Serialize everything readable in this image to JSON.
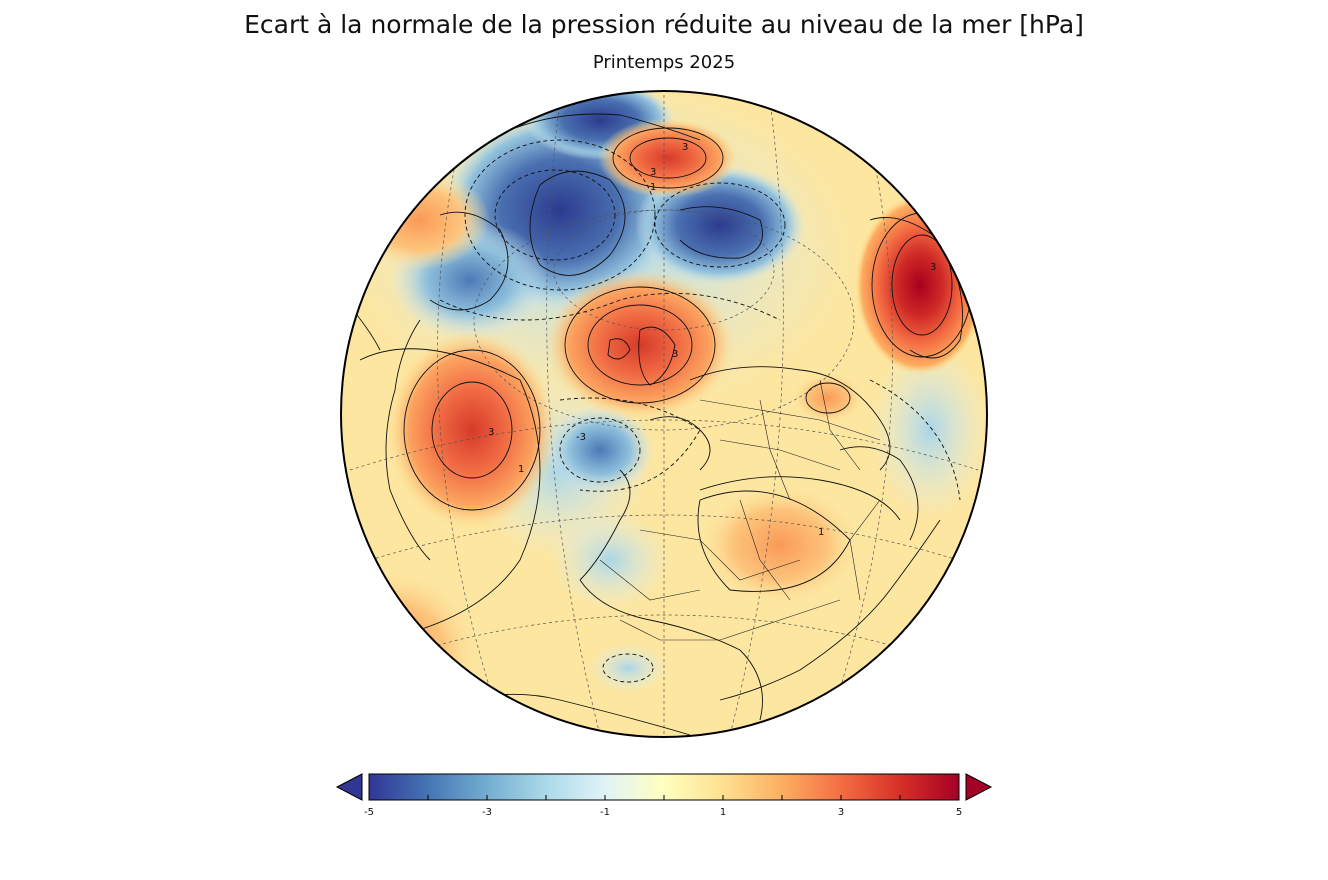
{
  "header": {
    "title": "Ecart à la normale de la pression réduite au niveau de la mer [hPa]",
    "subtitle": "Printemps 2025"
  },
  "colorbar": {
    "ticks": [
      "-5",
      "-3",
      "-1",
      "1",
      "3",
      "5"
    ],
    "min": -5,
    "max": 5,
    "colors": [
      "#313695",
      "#4575b4",
      "#74add1",
      "#abd9e9",
      "#e0f3f8",
      "#ffffbf",
      "#fee090",
      "#fdae61",
      "#f46d43",
      "#d73027",
      "#a50026"
    ],
    "extend": "both"
  },
  "map": {
    "projection": "orthographic",
    "contour_labels": [
      "3",
      "3",
      "3",
      "3",
      "3",
      "1",
      "1",
      "1",
      "-3"
    ]
  }
}
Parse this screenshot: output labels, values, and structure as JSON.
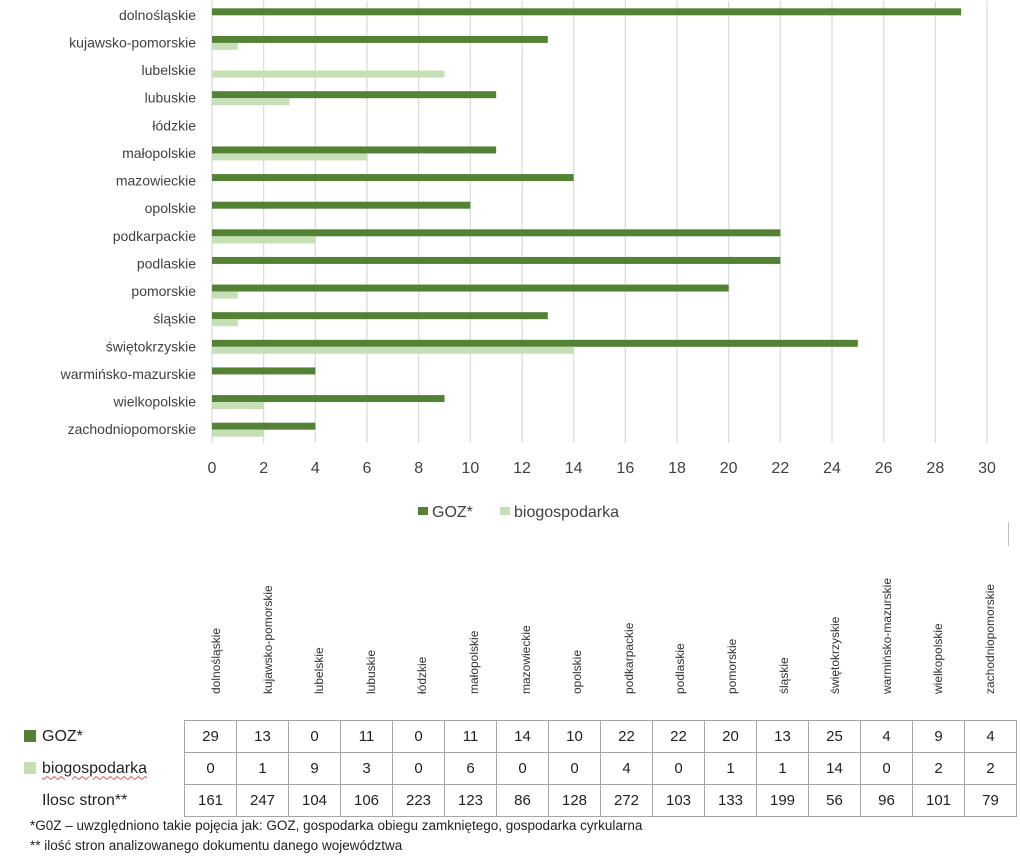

• • •

Transcribe the listing in full and omit the pictures.

▸ RESULT OF THE EXERCISE
Serialize everything readable in this image to JSON.
{
  "header": {
    "title": "Ecart à la normale de la pression réduite au niveau de la mer [hPa]",
    "subtitle": "Printemps 2025"
  },
  "colorbar": {
    "ticks": [
      "-5",
      "-3",
      "-1",
      "1",
      "3",
      "5"
    ],
    "min": -5,
    "max": 5,
    "colors": [
      "#313695",
      "#4575b4",
      "#74add1",
      "#abd9e9",
      "#e0f3f8",
      "#ffffbf",
      "#fee090",
      "#fdae61",
      "#f46d43",
      "#d73027",
      "#a50026"
    ],
    "extend": "both"
  },
  "map": {
    "projection": "orthographic",
    "contour_labels": [
      "3",
      "3",
      "3",
      "3",
      "3",
      "1",
      "1",
      "1",
      "-3"
    ]
  }
}
Parse this screenshot: output labels, values, and structure as JSON.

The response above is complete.